_Objective_: Copy every entry precisely.

_Available records_:
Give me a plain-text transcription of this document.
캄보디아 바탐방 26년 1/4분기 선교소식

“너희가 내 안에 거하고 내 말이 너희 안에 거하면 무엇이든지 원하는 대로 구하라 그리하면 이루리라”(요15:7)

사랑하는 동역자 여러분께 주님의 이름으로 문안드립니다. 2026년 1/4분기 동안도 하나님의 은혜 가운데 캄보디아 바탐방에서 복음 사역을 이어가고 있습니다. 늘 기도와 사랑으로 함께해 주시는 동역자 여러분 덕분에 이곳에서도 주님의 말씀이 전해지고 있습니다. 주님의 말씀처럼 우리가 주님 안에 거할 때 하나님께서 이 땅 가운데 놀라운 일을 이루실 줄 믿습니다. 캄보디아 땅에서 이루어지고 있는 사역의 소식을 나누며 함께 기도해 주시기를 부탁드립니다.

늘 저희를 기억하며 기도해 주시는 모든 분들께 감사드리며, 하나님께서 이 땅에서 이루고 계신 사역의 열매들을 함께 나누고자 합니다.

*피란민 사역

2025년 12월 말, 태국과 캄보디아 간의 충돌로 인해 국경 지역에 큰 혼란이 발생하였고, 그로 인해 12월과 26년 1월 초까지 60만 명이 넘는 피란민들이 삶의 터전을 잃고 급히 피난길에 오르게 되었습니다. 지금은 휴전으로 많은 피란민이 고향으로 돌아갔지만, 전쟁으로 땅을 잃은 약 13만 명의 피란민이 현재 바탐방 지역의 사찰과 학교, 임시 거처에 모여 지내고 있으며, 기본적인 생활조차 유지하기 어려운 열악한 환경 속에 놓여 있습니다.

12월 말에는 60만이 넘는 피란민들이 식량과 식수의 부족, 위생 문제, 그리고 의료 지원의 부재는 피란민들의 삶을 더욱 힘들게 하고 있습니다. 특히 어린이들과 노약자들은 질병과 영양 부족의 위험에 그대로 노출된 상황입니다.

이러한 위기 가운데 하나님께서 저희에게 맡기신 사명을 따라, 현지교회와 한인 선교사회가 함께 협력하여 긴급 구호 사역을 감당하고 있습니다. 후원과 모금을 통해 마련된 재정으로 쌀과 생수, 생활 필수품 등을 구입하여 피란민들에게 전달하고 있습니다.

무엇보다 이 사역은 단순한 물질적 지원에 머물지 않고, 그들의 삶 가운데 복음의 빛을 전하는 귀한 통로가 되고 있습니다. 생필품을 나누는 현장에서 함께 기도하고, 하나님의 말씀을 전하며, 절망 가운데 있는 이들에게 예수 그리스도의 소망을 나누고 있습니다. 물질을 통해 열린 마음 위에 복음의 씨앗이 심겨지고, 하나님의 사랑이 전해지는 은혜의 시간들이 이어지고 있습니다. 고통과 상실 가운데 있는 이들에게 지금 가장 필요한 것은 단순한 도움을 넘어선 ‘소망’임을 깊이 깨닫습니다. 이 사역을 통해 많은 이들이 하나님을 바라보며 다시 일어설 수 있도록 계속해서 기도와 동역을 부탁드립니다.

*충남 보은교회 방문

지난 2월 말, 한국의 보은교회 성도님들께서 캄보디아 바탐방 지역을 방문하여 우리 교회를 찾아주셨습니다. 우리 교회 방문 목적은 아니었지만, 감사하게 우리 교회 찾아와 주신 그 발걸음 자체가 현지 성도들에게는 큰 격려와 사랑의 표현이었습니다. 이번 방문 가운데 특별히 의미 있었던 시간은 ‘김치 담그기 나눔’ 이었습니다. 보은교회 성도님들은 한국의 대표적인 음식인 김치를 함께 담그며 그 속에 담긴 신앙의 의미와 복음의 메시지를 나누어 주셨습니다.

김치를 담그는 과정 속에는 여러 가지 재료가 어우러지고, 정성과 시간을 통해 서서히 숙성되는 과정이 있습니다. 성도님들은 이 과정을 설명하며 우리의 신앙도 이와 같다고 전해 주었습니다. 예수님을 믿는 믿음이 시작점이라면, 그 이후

_Answer to this task_:
Give me a plain-text transcription of this document.
캄보디아 바탐방 26년 1/4분기 선교소식

“너희가 내 안에 거하고 내 말이 너희 안에 거하면 무엇이든지 원하는 대로 구하라 그리하면 이루리라”(요15:7)

사랑하는 동역자 여러분께 주님의 이름으로 문안드립니다. 2026년 1/4분기 동안도 하나님의 은혜 가운데 캄보디아 바탐방에서 복음 사역을 이어가고 있습니다. 늘 기도와 사랑으로 함께해 주시는 동역자 여러분 덕분에 이곳에서도 주님의 말씀이 전해지고 있습니다. 주님의 말씀처럼 우리가 주님 안에 거할 때 하나님께서 이 땅 가운데 놀라운 일을 이루실 줄 믿습니다. 캄보디아 땅에서 이루어지고 있는 사역의 소식을 나누며 함께 기도해 주시기를 부탁드립니다.

늘 저희를 기억하며 기도해 주시는 모든 분들께 감사드리며, 하나님께서 이 땅에서 이루고 계신 사역의 열매들을 함께 나누고자 합니다.

*피란민 사역

2025년 12월 말, 태국과 캄보디아 간의 충돌로 인해 국경 지역에 큰 혼란이 발생하였고, 그로 인해 12월과 26년 1월 초까지 60만 명이 넘는 피란민들이 삶의 터전을 잃고 급히 피난길에 오르게 되었습니다. 지금은 휴전으로 많은 피란민이 고향으로 돌아갔지만, 전쟁으로 땅을 잃은 약 13만 명의 피란민이 현재 바탐방 지역의 사찰과 학교, 임시 거처에 모여 지내고 있으며, 기본적인 생활조차 유지하기 어려운 열악한 환경 속에 놓여 있습니다.

12월 말에는 60만이 넘는 피란민들이 식량과 식수의 부족, 위생 문제, 그리고 의료 지원의 부재는 피란민들의 삶을 더욱 힘들게 하고 있습니다. 특히 어린이들과 노약자들은 질병과 영양 부족의 위험에 그대로 노출된 상황입니다.

이러한 위기 가운데 하나님께서 저희에게 맡기신 사명을 따라, 현지교회와 한인 선교사회가 함께 협력하여 긴급 구호 사역을 감당하고 있습니다. 후원과 모금을 통해 마련된 재정으로 쌀과 생수, 생활 필수품 등을 구입하여 피란민들에게 전달하고 있습니다.

무엇보다 이 사역은 단순한 물질적 지원에 머물지 않고, 그들의 삶 가운데 복음의 빛을 전하는 귀한 통로가 되고 있습니다. 생필품을 나누는 현장에서 함께 기도하고, 하나님의 말씀을 전하며, 절망 가운데 있는 이들에게 예수 그리스도의 소망을 나누고 있습니다. 물질을 통해 열린 마음 위에 복음의 씨앗이 심겨지고, 하나님의 사랑이 전해지는 은혜의 시간들이 이어지고 있습니다. 고통과 상실 가운데 있는 이들에게 지금 가장 필요한 것은 단순한 도움을 넘어선 ‘소망’임을 깊이 깨닫습니다. 이 사역을 통해 많은 이들이 하나님을 바라보며 다시 일어설 수 있도록 계속해서 기도와 동역을 부탁드립니다.

*충남 보은교회 방문

지난 2월 말, 한국의 보은교회 성도님들께서 캄보디아 바탐방 지역을 방문하여 우리 교회를 찾아주셨습니다. 우리 교회 방문 목적은 아니었지만, 감사하게 우리 교회 찾아와 주신 그 발걸음 자체가 현지 성도들에게는 큰 격려와 사랑의 표현이었습니다. 이번 방문 가운데 특별히 의미 있었던 시간은 ‘김치 담그기 나눔’ 이었습니다. 보은교회 성도님들은 한국의 대표적인 음식인 김치를 함께 담그며 그 속에 담긴 신앙의 의미와 복음의 메시지를 나누어 주셨습니다.

김치를 담그는 과정 속에는 여러 가지 재료가 어우러지고, 정성과 시간을 통해 서서히 숙성되는 과정이 있습니다. 성도님들은 이 과정을 설명하며 우리의 신앙도 이와 같다고 전해 주었습니다. 예수님을 믿는 믿음이 시작점이라면, 그 이후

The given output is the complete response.